**Cosa fare**:
• 1. Nel testo sulla politica francese, quale record ha battuto François Hollande nella Quinta repubblica?
• 2. Ripeti il passo del testo sulla politica francese che inizia con "Il ministro degli" e termina con "tentativo di recuperarli.".
== Testo ==
Il ministro degli Interni, Manuel Valls, si scontra con il ministro della Giustizia, Christiane Taubira, per una riforma del sistema carcerario e del codice penale, da lui giudicata troppo liberale. Le leggi fiscali nascono, agonizzano, muoiono al ritmo delle polemiche tra addetti all’economia. Tutti, o quasi, sempre convinti che la sinistra sia dalle origini l’alleanza delle idee scientifiche di progresso con l’idea filosofica di giustizia; ma tutti, o quasi, convinti che le nozioni di destra e di sinistra non siano più tanto chiare agli elettori da conquistare. Molti sono infatti passati dalla sinistra al Front National. La grande impresa consiste nel tentativo di recuperarli.
L’ulteriore brusco crollo dei consensi registrato in questi giorni dal presidente viene attribuito in generale ai conflitti interni al governo di sinistra, messi in rilievo anche dall’agitata, controversa espulsione di Leonarda. Tre settimane dopo quella vicenda, di cui ancora si discute, François Hollande ha battuto un record nella Quinta repubblica. Nel quadro della democrazia d’opinione, è infatti il presidente più impopolare da quando il capo dello Stato, in seguito alla riforma costituzionale del 1962, è eletto al suffragio universale diretto. Uno dei motivi, non certo il solo, di quest’ultima caduta nei sondaggi sarebbe appunto il comportamento di Hollande nel caso della giovane kossovara. Un atteggiamento giudicato ambiguo, salomonico. Rivelatore dell’incertezza che regna ai diversi livelli del potere, su molti, troppi problemi.
===
== Dati forniti ==
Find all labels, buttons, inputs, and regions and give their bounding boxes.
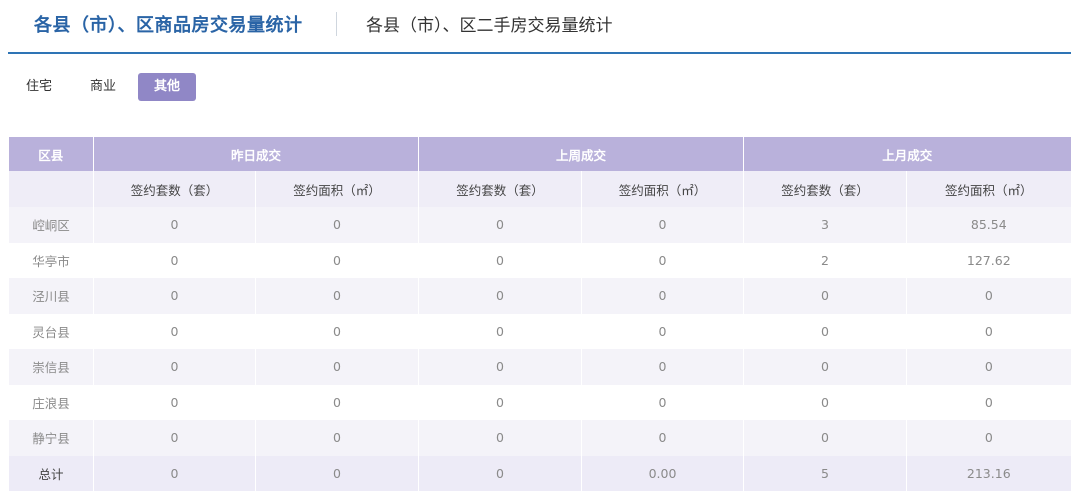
===
== Dati forniti ==
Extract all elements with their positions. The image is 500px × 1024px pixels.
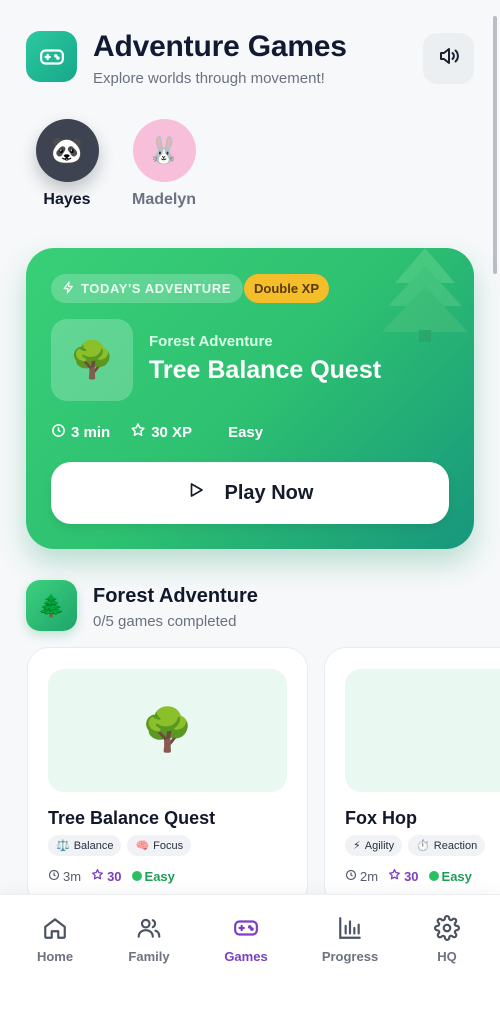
===
**Risultati dell'esercizio**:
• 1. È il presidente più impopolare da quando il capo dello Stato, in seguito alla riforma costituzionale del 1962, è eletto al suffragio universale diretto.

• 2.
Il ministro degli Interni, Manuel Valls, si scontra con il ministro della Giustizia, Christiane Taubira, per una riforma del sistema carcerario e del codice penale, da lui giudicata troppo liberale. Le leggi fiscali nascono, agonizzano, muoiono al ritmo delle polemiche tra addetti all’economia. Tutti, o quasi, sempre convinti che la sinistra sia dalle origini l’alleanza delle idee scientifiche di progresso con l’idea filosofica di giustizia; ma tutti, o quasi, convinti che le nozioni di destra e di sinistra non siano più tanto chiare agli elettori da conquistare. Molti sono infatti passati dalla sinistra al Front National. La grande impresa consiste nel tentativo di recuperarli.